- [Directions for this task]
Set out each line from the following listing that includes the word "Traced".

::: Data to use

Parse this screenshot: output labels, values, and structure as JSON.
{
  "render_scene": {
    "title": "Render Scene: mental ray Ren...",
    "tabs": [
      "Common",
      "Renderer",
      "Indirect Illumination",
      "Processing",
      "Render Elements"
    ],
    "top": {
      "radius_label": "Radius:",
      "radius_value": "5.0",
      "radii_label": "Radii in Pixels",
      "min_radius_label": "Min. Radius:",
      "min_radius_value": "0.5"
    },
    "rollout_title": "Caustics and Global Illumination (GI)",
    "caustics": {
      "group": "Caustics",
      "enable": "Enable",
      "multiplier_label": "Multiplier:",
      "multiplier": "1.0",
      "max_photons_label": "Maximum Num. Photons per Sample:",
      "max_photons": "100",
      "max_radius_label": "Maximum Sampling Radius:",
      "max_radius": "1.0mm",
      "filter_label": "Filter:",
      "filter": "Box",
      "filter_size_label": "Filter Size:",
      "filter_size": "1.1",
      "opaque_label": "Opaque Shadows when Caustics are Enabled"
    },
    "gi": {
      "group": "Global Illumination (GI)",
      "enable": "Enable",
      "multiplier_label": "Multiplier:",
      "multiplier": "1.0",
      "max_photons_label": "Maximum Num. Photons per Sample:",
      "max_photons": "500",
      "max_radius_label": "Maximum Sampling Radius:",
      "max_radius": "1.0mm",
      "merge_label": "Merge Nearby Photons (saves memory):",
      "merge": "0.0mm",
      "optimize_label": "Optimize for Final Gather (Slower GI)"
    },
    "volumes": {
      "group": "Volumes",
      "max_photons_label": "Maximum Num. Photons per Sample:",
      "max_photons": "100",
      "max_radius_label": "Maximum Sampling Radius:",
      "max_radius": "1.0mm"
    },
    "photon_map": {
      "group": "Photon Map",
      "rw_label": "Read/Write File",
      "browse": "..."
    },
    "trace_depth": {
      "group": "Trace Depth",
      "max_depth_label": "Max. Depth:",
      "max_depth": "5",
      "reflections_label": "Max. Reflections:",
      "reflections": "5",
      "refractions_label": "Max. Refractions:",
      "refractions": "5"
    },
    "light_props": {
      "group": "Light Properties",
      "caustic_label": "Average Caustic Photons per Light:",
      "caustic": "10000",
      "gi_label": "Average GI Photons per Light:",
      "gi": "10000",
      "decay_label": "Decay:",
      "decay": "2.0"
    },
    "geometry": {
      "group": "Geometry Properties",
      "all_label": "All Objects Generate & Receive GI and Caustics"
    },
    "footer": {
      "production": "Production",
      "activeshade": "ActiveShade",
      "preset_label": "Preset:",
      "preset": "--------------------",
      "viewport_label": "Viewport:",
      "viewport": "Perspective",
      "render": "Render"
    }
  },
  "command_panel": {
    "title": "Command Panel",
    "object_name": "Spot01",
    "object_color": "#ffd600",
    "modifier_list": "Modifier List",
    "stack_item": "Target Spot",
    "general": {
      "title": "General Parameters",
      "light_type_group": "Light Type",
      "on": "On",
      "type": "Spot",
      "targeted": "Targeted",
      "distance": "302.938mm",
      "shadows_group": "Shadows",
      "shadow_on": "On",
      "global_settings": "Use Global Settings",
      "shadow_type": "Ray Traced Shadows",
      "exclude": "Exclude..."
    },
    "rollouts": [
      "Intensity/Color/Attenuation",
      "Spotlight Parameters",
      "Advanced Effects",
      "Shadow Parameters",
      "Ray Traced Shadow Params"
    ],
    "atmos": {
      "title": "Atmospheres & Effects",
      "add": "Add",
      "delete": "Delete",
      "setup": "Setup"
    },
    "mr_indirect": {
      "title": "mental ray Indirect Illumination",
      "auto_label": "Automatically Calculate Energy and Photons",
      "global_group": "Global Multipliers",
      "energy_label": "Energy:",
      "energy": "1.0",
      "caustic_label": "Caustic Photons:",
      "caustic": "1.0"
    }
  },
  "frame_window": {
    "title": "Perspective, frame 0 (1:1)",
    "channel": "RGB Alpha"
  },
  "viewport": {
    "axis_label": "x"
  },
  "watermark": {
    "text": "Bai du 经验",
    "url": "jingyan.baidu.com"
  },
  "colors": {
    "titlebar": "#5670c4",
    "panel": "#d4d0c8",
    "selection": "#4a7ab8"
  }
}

::::::

- [Solution to the exercise]
      "shadow_type": "Ray Traced Shadows",
      "Ray Traced Shadow Params"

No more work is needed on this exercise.